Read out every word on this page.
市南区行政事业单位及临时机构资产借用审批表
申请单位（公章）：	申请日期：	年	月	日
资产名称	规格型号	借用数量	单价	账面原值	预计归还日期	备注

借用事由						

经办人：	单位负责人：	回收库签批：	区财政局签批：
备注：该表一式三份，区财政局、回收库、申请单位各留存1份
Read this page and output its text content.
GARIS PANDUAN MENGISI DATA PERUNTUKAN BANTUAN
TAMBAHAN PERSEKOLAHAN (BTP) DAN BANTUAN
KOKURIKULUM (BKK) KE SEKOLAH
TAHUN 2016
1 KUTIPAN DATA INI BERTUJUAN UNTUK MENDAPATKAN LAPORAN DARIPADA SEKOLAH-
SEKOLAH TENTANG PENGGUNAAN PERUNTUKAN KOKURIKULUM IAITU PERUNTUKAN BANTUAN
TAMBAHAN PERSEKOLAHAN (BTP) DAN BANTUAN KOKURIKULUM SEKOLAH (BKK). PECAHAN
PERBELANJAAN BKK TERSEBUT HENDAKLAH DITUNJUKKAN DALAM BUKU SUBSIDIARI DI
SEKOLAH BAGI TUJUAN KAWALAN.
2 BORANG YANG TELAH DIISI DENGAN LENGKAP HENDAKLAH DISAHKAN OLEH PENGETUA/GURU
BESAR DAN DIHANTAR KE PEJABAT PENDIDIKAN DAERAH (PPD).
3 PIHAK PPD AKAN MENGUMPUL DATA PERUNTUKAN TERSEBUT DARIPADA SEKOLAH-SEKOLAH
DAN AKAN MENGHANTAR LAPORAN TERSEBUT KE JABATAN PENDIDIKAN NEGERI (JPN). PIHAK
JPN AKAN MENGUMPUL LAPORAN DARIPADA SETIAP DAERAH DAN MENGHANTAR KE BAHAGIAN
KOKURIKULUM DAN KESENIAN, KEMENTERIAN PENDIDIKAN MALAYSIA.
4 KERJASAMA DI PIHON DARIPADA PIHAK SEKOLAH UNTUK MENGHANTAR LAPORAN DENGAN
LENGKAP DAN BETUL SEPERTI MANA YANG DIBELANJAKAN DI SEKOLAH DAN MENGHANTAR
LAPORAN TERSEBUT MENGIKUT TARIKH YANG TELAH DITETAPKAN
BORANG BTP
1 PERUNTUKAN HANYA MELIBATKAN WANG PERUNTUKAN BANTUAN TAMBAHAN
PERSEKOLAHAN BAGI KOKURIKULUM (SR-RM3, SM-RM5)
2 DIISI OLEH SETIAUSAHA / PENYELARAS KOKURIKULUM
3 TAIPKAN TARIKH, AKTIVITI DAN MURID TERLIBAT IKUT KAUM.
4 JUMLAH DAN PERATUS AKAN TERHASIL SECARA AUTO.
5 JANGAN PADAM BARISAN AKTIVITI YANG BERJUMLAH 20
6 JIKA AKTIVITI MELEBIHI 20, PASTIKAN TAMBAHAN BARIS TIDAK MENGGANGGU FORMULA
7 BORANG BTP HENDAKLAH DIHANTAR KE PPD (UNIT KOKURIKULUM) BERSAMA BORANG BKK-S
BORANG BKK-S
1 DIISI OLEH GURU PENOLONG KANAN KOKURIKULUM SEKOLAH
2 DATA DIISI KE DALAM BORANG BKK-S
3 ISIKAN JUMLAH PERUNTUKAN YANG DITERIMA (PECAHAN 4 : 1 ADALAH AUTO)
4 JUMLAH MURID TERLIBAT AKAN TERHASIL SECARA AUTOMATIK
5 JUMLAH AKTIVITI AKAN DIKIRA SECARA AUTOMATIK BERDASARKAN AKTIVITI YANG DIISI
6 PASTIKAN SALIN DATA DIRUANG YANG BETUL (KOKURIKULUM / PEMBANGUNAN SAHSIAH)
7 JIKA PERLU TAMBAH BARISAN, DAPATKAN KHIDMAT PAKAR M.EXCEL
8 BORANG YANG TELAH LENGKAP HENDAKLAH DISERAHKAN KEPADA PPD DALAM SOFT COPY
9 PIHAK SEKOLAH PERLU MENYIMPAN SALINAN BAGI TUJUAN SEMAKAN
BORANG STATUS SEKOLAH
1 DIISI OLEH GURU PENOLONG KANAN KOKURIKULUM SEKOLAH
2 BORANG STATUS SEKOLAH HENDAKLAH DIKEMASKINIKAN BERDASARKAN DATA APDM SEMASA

---

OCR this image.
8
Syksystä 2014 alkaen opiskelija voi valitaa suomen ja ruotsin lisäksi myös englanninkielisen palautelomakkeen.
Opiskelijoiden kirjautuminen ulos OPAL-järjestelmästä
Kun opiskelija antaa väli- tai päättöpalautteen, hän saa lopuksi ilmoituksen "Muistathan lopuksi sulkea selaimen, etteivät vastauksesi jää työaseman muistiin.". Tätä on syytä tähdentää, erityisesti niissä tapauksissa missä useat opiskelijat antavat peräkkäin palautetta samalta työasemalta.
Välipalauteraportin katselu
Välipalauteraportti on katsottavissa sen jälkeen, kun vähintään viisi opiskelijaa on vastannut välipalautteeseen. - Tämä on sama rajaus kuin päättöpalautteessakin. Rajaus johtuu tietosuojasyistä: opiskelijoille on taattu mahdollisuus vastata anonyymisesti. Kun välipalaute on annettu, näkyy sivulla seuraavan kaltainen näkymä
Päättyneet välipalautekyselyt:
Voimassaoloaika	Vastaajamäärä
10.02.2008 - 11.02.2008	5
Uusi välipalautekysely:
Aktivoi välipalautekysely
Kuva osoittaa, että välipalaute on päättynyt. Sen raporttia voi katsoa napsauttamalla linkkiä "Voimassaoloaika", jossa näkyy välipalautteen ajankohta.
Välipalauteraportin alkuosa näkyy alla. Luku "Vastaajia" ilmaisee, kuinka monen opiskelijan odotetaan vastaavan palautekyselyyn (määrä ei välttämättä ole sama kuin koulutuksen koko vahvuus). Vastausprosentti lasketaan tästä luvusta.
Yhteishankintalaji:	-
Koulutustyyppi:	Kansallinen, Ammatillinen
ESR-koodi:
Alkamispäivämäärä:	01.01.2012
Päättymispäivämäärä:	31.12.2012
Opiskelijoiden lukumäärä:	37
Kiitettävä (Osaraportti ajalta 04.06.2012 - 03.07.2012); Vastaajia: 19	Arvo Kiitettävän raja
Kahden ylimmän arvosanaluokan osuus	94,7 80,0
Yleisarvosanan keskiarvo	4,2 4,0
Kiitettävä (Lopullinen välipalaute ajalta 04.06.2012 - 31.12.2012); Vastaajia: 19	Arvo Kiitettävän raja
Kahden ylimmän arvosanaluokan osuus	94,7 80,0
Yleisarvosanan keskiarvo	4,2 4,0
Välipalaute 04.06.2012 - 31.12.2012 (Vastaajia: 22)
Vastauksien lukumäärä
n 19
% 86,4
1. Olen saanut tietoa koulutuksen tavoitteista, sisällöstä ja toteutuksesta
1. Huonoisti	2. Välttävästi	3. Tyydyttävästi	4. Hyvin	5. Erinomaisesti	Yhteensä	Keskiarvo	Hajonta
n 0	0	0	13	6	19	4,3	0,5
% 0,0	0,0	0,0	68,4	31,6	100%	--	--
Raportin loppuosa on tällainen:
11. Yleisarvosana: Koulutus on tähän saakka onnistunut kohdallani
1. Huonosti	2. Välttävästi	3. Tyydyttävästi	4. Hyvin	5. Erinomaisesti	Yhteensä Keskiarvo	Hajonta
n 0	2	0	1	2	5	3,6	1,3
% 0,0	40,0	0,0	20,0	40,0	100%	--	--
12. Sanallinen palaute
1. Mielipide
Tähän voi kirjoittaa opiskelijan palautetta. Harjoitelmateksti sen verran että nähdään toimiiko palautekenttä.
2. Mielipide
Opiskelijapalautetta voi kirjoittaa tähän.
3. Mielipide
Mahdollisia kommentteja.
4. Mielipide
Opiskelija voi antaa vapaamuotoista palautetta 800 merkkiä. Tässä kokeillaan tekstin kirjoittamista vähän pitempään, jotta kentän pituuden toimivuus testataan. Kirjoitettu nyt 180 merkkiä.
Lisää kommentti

---

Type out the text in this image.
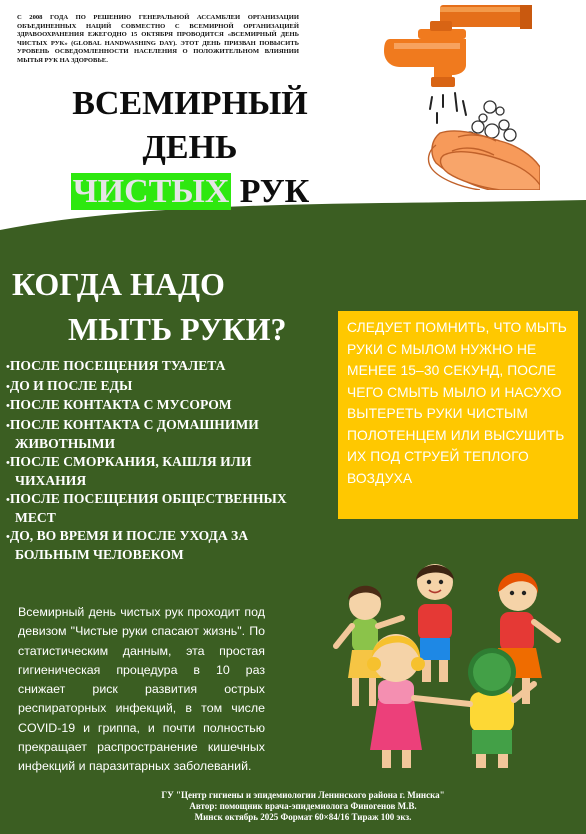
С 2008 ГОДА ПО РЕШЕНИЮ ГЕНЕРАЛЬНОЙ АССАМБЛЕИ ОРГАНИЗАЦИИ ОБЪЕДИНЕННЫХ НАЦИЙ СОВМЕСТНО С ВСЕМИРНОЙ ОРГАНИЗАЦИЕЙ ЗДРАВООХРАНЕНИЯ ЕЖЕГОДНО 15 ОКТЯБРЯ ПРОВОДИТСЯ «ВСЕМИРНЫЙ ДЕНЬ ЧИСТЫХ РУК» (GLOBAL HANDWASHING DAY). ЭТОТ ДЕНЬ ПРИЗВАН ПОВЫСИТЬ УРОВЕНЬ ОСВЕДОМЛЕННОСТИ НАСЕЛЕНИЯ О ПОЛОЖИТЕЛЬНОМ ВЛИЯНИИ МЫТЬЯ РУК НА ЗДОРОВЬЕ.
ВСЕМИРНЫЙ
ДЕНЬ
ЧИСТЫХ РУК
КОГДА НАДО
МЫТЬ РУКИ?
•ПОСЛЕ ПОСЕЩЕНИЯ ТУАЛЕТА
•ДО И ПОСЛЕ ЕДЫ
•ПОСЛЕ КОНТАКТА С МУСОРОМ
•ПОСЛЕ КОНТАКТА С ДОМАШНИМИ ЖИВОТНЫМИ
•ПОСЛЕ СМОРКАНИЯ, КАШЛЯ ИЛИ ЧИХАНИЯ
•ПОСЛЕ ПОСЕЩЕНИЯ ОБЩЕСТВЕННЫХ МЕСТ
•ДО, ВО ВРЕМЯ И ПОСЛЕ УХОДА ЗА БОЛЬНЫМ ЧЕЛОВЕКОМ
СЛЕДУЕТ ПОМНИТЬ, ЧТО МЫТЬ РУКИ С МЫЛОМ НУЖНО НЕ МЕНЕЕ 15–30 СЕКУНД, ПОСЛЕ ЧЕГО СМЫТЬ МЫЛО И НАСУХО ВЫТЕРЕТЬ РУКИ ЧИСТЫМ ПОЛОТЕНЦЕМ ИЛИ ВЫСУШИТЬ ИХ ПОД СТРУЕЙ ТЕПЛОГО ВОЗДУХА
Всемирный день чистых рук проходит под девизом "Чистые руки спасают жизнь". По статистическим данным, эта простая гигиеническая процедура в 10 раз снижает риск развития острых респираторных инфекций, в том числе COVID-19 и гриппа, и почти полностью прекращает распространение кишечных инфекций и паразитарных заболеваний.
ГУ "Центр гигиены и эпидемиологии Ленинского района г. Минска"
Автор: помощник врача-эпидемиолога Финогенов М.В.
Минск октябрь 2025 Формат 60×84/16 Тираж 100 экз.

» Exercise requirements: Pull out all lines of the data with the string "TELAH".

» Answer to the exercise:
2 BORANG YANG TELAH DIISI DENGAN LENGKAP HENDAKLAH DISAHKAN OLEH PENGETUA/GURU
LAPORAN TERSEBUT MENGIKUT TARIKH YANG TELAH DITETAPKAN
8 BORANG YANG TELAH LENGKAP HENDAKLAH DISERAHKAN KEPADA PPD DALAM SOFT COPY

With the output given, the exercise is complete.